_Task description_. What follows is a set of records; repeat all of them exactly.
▶
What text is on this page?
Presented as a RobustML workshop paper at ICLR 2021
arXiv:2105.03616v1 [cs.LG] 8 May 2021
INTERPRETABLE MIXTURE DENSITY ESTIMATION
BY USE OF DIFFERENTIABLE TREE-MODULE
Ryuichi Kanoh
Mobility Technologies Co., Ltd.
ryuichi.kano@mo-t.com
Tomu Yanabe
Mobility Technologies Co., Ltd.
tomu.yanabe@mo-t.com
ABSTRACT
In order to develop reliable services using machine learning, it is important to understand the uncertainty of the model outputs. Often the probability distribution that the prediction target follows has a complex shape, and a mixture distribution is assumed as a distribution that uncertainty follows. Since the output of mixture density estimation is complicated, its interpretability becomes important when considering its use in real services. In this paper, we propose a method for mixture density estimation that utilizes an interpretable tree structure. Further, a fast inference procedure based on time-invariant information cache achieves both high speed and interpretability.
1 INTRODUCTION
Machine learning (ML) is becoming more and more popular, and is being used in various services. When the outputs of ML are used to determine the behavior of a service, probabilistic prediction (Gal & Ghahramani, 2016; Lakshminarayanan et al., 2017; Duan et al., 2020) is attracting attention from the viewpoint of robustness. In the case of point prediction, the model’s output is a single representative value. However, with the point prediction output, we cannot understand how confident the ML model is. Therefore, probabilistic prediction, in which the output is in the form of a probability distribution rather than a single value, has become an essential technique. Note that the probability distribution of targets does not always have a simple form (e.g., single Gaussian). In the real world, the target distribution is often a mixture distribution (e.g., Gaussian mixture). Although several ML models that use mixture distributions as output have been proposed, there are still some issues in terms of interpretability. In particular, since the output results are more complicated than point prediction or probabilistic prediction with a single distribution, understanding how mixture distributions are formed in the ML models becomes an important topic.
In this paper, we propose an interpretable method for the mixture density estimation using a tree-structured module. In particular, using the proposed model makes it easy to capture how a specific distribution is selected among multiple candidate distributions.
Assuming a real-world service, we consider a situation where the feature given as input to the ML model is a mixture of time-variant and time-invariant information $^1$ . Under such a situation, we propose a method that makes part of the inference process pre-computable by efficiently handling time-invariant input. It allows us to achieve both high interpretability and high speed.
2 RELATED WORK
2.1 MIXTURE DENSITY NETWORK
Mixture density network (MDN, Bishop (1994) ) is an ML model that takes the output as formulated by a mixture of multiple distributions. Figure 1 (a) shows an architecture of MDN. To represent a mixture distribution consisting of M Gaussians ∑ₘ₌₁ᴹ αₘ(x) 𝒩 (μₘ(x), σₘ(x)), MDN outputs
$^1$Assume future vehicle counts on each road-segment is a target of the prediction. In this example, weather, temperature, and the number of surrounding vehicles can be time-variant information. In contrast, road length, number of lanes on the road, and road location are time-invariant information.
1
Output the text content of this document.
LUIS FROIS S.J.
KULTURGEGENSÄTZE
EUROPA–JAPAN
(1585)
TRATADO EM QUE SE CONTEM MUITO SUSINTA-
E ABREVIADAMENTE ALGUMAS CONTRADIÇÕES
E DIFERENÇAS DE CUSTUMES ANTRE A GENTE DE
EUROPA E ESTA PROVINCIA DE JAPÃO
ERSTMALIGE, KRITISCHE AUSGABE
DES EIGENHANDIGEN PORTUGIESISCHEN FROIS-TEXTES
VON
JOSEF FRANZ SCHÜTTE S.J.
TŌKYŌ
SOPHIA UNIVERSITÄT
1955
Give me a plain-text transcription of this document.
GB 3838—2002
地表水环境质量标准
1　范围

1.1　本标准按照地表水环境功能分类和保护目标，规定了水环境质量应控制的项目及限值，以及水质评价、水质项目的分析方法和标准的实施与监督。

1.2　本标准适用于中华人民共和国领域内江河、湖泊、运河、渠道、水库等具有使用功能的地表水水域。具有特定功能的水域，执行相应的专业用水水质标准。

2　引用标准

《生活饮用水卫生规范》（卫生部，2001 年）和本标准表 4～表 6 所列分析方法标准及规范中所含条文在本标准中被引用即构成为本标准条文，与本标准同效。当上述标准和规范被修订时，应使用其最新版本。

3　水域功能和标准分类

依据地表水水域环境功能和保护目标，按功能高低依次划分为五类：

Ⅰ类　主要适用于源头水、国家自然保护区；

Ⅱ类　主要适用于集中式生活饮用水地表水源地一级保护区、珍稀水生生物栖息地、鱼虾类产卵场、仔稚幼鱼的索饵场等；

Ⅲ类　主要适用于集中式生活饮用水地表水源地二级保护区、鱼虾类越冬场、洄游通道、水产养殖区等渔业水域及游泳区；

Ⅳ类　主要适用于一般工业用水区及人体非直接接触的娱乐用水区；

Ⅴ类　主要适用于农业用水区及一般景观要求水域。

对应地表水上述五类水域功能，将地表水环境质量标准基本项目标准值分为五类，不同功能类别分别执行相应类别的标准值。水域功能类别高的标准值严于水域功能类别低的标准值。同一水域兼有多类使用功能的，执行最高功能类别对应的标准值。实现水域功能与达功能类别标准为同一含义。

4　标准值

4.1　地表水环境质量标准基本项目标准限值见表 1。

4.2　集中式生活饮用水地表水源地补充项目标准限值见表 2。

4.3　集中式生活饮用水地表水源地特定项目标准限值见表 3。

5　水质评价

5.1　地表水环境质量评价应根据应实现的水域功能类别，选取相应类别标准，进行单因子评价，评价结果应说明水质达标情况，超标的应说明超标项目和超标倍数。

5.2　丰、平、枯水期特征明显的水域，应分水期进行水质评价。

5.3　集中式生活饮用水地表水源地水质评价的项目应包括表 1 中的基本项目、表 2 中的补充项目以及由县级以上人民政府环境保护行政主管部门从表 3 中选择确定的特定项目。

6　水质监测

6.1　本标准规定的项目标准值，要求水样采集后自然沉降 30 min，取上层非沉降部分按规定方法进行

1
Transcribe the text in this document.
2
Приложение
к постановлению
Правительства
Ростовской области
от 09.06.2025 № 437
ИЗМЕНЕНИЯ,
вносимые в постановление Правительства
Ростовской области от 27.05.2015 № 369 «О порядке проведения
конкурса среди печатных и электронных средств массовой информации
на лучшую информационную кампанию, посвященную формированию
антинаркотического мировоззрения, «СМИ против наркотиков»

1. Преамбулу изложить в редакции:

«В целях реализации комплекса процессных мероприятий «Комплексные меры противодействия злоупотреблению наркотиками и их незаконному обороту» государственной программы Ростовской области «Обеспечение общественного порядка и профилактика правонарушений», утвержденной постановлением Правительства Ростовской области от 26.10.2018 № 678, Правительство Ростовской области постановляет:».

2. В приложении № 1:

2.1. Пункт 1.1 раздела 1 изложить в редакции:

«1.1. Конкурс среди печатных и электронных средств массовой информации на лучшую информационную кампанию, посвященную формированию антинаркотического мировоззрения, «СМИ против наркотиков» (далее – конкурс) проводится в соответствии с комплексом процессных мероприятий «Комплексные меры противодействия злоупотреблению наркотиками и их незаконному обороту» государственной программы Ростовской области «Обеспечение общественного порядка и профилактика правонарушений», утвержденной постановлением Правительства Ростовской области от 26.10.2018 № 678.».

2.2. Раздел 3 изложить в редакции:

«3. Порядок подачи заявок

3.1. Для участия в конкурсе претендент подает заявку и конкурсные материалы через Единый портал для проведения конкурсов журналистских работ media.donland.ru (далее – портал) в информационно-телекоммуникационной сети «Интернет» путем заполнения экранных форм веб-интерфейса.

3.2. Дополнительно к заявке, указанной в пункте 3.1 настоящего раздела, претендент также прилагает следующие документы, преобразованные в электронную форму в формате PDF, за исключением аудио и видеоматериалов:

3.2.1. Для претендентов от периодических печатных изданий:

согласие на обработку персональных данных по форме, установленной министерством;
◀
_Written answer_.
What text is on this page?
Presented as a RobustML workshop paper at ICLR 2021
arXiv:2105.03616v1 [cs.LG] 8 May 2021
INTERPRETABLE MIXTURE DENSITY ESTIMATION
BY USE OF DIFFERENTIABLE TREE-MODULE
Ryuichi Kanoh
Mobility Technologies Co., Ltd.
ryuichi.kano@mo-t.com
Tomu Yanabe
Mobility Technologies Co., Ltd.
tomu.yanabe@mo-t.com
ABSTRACT
In order to develop reliable services using machine learning, it is important to understand the uncertainty of the model outputs. Often the probability distribution that the prediction target follows has a complex shape, and a mixture distribution is assumed as a distribution that uncertainty follows. Since the output of mixture density estimation is complicated, its interpretability becomes important when considering its use in real services. In this paper, we propose a method for mixture density estimation that utilizes an interpretable tree structure. Further, a fast inference procedure based on time-invariant information cache achieves both high speed and interpretability.
1 INTRODUCTION
Machine learning (ML) is becoming more and more popular, and is being used in various services. When the outputs of ML are used to determine the behavior of a service, probabilistic prediction (Gal & Ghahramani, 2016; Lakshminarayanan et al., 2017; Duan et al., 2020) is attracting attention from the viewpoint of robustness. In the case of point prediction, the model’s output is a single representative value. However, with the point prediction output, we cannot understand how confident the ML model is. Therefore, probabilistic prediction, in which the output is in the form of a probability distribution rather than a single value, has become an essential technique. Note that the probability distribution of targets does not always have a simple form (e.g., single Gaussian). In the real world, the target distribution is often a mixture distribution (e.g., Gaussian mixture). Although several ML models that use mixture distributions as output have been proposed, there are still some issues in terms of interpretability. In particular, since the output results are more complicated than point prediction or probabilistic prediction with a single distribution, understanding how mixture distributions are formed in the ML models becomes an important topic.
In this paper, we propose an interpretable method for the mixture density estimation using a tree-structured module. In particular, using the proposed model makes it easy to capture how a specific distribution is selected among multiple candidate distributions.
Assuming a real-world service, we consider a situation where the feature given as input to the ML model is a mixture of time-variant and time-invariant information $^1$ . Under such a situation, we propose a method that makes part of the inference process pre-computable by efficiently handling time-invariant input. It allows us to achieve both high interpretability and high speed.
2 RELATED WORK
2.1 MIXTURE DENSITY NETWORK
Mixture density network (MDN, Bishop (1994) ) is an ML model that takes the output as formulated by a mixture of multiple distributions. Figure 1 (a) shows an architecture of MDN. To represent a mixture distribution consisting of M Gaussians ∑ₘ₌₁ᴹ αₘ(x) 𝒩 (μₘ(x), σₘ(x)), MDN outputs
$^1$Assume future vehicle counts on each road-segment is a target of the prediction. In this example, weather, temperature, and the number of surrounding vehicles can be time-variant information. In contrast, road length, number of lanes on the road, and road location are time-invariant information.
1
Output the text content of this document.
LUIS FROIS S.J.
KULTURGEGENSÄTZE
EUROPA–JAPAN
(1585)
TRATADO EM QUE SE CONTEM MUITO SUSINTA-
E ABREVIADAMENTE ALGUMAS CONTRADIÇÕES
E DIFERENÇAS DE CUSTUMES ANTRE A GENTE DE
EUROPA E ESTA PROVINCIA DE JAPÃO
ERSTMALIGE, KRITISCHE AUSGABE
DES EIGENHANDIGEN PORTUGIESISCHEN FROIS-TEXTES
VON
JOSEF FRANZ SCHÜTTE S.J.
TŌKYŌ
SOPHIA UNIVERSITÄT
1955
Give me a plain-text transcription of this document.
GB 3838—2002
地表水环境质量标准
1　范围

1.1　本标准按照地表水环境功能分类和保护目标，规定了水环境质量应控制的项目及限值，以及水质评价、水质项目的分析方法和标准的实施与监督。

1.2　本标准适用于中华人民共和国领域内江河、湖泊、运河、渠道、水库等具有使用功能的地表水水域。具有特定功能的水域，执行相应的专业用水水质标准。

2　引用标准

《生活饮用水卫生规范》（卫生部，2001 年）和本标准表 4～表 6 所列分析方法标准及规范中所含条文在本标准中被引用即构成为本标准条文，与本标准同效。当上述标准和规范被修订时，应使用其最新版本。

3　水域功能和标准分类

依据地表水水域环境功能和保护目标，按功能高低依次划分为五类：

Ⅰ类　主要适用于源头水、国家自然保护区；

Ⅱ类　主要适用于集中式生活饮用水地表水源地一级保护区、珍稀水生生物栖息地、鱼虾类产卵场、仔稚幼鱼的索饵场等；

Ⅲ类　主要适用于集中式生活饮用水地表水源地二级保护区、鱼虾类越冬场、洄游通道、水产养殖区等渔业水域及游泳区；

Ⅳ类　主要适用于一般工业用水区及人体非直接接触的娱乐用水区；

Ⅴ类　主要适用于农业用水区及一般景观要求水域。

对应地表水上述五类水域功能，将地表水环境质量标准基本项目标准值分为五类，不同功能类别分别执行相应类别的标准值。水域功能类别高的标准值严于水域功能类别低的标准值。同一水域兼有多类使用功能的，执行最高功能类别对应的标准值。实现水域功能与达功能类别标准为同一含义。

4　标准值

4.1　地表水环境质量标准基本项目标准限值见表 1。

4.2　集中式生活饮用水地表水源地补充项目标准限值见表 2。

4.3　集中式生活饮用水地表水源地特定项目标准限值见表 3。

5　水质评价

5.1　地表水环境质量评价应根据应实现的水域功能类别，选取相应类别标准，进行单因子评价，评价结果应说明水质达标情况，超标的应说明超标项目和超标倍数。

5.2　丰、平、枯水期特征明显的水域，应分水期进行水质评价。

5.3　集中式生活饮用水地表水源地水质评价的项目应包括表 1 中的基本项目、表 2 中的补充项目以及由县级以上人民政府环境保护行政主管部门从表 3 中选择确定的特定项目。

6　水质监测

6.1　本标准规定的项目标准值，要求水样采集后自然沉降 30 min，取上层非沉降部分按规定方法进行

1
Transcribe the text in this document.
2
Приложение
к постановлению
Правительства
Ростовской области
от 09.06.2025 № 437
ИЗМЕНЕНИЯ,
вносимые в постановление Правительства
Ростовской области от 27.05.2015 № 369 «О порядке проведения
конкурса среди печатных и электронных средств массовой информации
на лучшую информационную кампанию, посвященную формированию
антинаркотического мировоззрения, «СМИ против наркотиков»

1. Преамбулу изложить в редакции:

«В целях реализации комплекса процессных мероприятий «Комплексные меры противодействия злоупотреблению наркотиками и их незаконному обороту» государственной программы Ростовской области «Обеспечение общественного порядка и профилактика правонарушений», утвержденной постановлением Правительства Ростовской области от 26.10.2018 № 678, Правительство Ростовской области постановляет:».

2. В приложении № 1:

2.1. Пункт 1.1 раздела 1 изложить в редакции:

«1.1. Конкурс среди печатных и электронных средств массовой информации на лучшую информационную кампанию, посвященную формированию антинаркотического мировоззрения, «СМИ против наркотиков» (далее – конкурс) проводится в соответствии с комплексом процессных мероприятий «Комплексные меры противодействия злоупотреблению наркотиками и их незаконному обороту» государственной программы Ростовской области «Обеспечение общественного порядка и профилактика правонарушений», утвержденной постановлением Правительства Ростовской области от 26.10.2018 № 678.».

2.2. Раздел 3 изложить в редакции:

«3. Порядок подачи заявок

3.1. Для участия в конкурсе претендент подает заявку и конкурсные материалы через Единый портал для проведения конкурсов журналистских работ media.donland.ru (далее – портал) в информационно-телекоммуникационной сети «Интернет» путем заполнения экранных форм веб-интерфейса.

3.2. Дополнительно к заявке, указанной в пункте 3.1 настоящего раздела, претендент также прилагает следующие документы, преобразованные в электронную форму в формате PDF, за исключением аудио и видеоматериалов:

3.2.1. Для претендентов от периодических печатных изданий:

согласие на обработку персональных данных по форме, установленной министерством;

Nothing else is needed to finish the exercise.